• Record set:
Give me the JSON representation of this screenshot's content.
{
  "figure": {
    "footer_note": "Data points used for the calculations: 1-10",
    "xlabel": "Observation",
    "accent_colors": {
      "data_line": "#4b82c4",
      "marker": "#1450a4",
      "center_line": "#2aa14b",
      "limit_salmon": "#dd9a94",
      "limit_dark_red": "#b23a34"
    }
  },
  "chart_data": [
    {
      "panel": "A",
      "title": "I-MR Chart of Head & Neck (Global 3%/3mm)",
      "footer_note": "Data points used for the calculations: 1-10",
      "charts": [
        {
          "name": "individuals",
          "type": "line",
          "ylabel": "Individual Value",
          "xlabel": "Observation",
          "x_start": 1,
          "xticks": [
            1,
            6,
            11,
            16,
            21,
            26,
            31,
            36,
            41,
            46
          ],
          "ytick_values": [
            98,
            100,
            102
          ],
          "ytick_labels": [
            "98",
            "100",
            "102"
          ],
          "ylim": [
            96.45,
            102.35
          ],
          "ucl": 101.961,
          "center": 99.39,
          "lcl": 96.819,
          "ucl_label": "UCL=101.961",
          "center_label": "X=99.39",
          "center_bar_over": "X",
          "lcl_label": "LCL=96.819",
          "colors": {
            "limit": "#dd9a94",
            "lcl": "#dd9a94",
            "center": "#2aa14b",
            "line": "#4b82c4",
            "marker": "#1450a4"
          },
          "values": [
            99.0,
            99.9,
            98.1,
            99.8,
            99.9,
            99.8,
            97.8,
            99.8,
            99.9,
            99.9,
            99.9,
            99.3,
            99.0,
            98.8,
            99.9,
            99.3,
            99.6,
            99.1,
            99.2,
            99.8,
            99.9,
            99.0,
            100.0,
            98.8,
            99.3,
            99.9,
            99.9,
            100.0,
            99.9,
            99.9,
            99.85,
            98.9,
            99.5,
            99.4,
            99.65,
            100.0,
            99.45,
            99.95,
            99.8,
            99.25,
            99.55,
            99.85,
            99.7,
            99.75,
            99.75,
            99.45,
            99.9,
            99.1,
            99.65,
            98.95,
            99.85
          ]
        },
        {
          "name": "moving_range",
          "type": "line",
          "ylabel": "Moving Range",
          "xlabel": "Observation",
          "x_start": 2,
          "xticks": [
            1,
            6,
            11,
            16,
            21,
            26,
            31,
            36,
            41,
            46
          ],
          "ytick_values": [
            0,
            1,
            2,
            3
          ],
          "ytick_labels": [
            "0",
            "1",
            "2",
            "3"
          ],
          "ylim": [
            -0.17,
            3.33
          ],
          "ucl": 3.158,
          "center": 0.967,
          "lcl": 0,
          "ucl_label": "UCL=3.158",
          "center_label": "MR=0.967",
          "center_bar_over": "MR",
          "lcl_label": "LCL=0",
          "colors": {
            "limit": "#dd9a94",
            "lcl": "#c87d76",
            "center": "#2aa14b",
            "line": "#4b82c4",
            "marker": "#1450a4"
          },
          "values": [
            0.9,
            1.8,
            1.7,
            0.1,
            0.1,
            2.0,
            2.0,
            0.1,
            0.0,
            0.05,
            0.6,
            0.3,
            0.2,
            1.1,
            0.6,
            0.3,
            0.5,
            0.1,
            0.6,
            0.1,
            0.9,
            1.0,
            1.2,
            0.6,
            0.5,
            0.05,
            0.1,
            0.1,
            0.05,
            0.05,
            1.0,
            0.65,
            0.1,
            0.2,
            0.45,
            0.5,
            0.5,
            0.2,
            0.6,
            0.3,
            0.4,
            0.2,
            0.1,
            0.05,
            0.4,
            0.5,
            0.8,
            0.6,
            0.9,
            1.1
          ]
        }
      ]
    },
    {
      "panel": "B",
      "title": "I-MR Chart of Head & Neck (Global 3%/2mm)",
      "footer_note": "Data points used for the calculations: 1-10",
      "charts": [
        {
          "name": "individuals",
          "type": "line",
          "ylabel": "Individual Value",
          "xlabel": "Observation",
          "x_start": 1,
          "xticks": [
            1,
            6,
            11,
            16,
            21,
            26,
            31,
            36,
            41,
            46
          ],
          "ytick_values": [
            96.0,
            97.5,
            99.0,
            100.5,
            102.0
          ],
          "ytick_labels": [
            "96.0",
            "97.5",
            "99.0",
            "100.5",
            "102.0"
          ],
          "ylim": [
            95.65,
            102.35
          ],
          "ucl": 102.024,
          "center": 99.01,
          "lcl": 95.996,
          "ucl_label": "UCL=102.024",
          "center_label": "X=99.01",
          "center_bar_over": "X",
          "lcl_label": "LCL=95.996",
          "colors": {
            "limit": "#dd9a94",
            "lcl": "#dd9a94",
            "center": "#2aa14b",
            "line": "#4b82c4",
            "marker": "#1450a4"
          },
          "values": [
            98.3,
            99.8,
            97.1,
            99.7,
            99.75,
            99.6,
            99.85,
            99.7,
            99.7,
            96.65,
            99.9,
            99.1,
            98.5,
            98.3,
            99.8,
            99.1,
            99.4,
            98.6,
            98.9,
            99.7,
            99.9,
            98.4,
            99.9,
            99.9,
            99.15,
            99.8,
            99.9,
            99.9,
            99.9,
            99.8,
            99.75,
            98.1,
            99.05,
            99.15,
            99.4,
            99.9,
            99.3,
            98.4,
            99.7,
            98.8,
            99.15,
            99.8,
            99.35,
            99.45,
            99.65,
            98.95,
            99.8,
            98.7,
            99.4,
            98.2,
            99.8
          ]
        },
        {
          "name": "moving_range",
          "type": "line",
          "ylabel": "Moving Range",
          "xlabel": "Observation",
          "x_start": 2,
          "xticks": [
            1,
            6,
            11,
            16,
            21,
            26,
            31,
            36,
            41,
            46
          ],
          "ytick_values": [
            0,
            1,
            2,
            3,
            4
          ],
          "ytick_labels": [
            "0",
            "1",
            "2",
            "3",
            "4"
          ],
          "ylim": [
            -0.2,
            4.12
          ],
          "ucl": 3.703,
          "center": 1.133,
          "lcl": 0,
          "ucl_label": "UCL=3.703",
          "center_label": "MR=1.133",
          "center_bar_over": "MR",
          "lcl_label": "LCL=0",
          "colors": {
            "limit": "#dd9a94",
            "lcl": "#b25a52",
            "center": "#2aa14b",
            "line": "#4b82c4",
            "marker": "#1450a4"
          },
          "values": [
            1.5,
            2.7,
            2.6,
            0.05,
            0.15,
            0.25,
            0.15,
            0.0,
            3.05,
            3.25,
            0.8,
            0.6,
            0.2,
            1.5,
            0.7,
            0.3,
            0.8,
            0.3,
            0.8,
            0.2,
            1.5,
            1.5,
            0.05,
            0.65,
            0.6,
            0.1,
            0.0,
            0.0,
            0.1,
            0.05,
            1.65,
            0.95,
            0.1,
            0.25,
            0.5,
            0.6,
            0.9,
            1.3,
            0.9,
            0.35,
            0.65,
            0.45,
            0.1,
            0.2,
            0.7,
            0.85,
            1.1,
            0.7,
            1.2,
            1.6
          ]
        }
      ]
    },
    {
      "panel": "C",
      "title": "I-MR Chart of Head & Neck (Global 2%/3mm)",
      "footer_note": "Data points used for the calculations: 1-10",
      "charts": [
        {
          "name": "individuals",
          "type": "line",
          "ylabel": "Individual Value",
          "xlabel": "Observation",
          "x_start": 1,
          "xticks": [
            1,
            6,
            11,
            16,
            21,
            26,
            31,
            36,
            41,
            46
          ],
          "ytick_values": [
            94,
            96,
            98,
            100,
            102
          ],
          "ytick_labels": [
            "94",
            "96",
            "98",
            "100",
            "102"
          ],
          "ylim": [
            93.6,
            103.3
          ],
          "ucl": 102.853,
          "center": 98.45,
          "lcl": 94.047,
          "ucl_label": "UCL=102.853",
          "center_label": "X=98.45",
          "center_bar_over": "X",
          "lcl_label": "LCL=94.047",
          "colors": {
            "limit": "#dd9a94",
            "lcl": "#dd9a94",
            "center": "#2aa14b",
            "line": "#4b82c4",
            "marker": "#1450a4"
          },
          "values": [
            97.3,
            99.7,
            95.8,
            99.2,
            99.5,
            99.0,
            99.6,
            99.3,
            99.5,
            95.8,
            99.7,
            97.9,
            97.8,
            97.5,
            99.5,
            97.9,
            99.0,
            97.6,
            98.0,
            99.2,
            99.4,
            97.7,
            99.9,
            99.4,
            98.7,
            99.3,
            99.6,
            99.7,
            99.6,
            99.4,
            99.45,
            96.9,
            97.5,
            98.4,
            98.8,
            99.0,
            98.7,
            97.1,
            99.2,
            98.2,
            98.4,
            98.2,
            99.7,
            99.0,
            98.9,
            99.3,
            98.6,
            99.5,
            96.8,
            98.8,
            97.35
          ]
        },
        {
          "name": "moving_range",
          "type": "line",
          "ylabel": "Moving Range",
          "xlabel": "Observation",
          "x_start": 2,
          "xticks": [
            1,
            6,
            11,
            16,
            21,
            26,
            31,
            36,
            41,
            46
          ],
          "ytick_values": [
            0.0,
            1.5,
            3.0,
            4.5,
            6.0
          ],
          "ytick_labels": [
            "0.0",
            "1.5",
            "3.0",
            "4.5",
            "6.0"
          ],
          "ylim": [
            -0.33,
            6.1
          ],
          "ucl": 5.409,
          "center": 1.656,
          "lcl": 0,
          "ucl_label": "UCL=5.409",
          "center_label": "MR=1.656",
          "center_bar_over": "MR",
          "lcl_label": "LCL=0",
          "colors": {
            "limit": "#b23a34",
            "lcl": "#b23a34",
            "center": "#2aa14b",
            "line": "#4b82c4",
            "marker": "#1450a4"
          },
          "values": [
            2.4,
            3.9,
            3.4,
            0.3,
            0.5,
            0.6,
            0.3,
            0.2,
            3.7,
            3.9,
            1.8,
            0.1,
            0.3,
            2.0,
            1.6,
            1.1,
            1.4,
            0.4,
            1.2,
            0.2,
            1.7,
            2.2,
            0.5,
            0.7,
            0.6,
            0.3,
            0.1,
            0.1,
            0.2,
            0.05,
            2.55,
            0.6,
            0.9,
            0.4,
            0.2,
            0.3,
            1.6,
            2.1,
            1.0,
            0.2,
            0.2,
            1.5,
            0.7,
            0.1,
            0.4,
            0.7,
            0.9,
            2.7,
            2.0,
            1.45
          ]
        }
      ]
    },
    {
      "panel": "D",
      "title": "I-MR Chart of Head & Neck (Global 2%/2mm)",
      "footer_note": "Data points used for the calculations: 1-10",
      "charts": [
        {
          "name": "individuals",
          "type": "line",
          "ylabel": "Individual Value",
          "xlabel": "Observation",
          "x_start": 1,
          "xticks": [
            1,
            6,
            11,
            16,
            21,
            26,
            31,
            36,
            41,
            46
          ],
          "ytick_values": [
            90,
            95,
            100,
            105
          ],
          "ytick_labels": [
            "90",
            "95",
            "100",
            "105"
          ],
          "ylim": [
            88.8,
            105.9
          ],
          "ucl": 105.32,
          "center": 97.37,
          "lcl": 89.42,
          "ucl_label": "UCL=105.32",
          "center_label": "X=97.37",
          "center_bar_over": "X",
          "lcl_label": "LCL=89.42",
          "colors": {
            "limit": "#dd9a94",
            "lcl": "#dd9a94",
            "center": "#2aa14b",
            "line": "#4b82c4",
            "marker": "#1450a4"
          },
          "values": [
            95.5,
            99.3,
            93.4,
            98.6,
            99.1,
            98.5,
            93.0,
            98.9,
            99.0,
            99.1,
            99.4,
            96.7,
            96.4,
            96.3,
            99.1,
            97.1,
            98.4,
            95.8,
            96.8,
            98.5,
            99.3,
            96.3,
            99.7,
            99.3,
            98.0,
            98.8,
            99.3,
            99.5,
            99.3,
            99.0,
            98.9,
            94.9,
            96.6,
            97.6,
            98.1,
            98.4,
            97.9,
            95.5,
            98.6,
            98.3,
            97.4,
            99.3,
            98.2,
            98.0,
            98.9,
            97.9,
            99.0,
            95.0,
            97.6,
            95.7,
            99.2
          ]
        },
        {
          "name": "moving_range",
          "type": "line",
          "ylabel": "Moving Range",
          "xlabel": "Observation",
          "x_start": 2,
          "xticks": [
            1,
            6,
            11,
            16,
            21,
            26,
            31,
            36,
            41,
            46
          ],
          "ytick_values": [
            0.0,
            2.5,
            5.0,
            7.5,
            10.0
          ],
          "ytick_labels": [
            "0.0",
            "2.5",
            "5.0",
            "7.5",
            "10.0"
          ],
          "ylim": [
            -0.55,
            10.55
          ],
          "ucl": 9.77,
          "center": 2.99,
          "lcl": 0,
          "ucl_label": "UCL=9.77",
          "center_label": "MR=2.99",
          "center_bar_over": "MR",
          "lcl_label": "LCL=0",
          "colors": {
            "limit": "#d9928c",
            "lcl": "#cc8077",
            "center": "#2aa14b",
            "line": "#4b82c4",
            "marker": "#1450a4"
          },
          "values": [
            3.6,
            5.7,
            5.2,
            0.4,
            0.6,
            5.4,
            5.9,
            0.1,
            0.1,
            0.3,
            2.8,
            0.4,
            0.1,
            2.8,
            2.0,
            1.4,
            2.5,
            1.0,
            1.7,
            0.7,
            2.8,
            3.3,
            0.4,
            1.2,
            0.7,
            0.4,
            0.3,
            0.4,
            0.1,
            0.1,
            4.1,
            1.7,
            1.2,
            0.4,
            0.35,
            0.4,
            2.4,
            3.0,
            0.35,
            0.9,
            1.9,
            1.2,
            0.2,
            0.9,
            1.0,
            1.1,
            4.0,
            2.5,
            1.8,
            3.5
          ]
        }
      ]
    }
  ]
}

• The problem: Keep only the lines that hold the string "Head", and copy them out.

• Correct response:
      "title": "I-MR Chart of Head & Neck (Global 3%/3mm)",
      "title": "I-MR Chart of Head & Neck (Global 3%/2mm)",
      "title": "I-MR Chart of Head & Neck (Global 2%/3mm)",
      "title": "I-MR Chart of Head & Neck (Global 2%/2mm)",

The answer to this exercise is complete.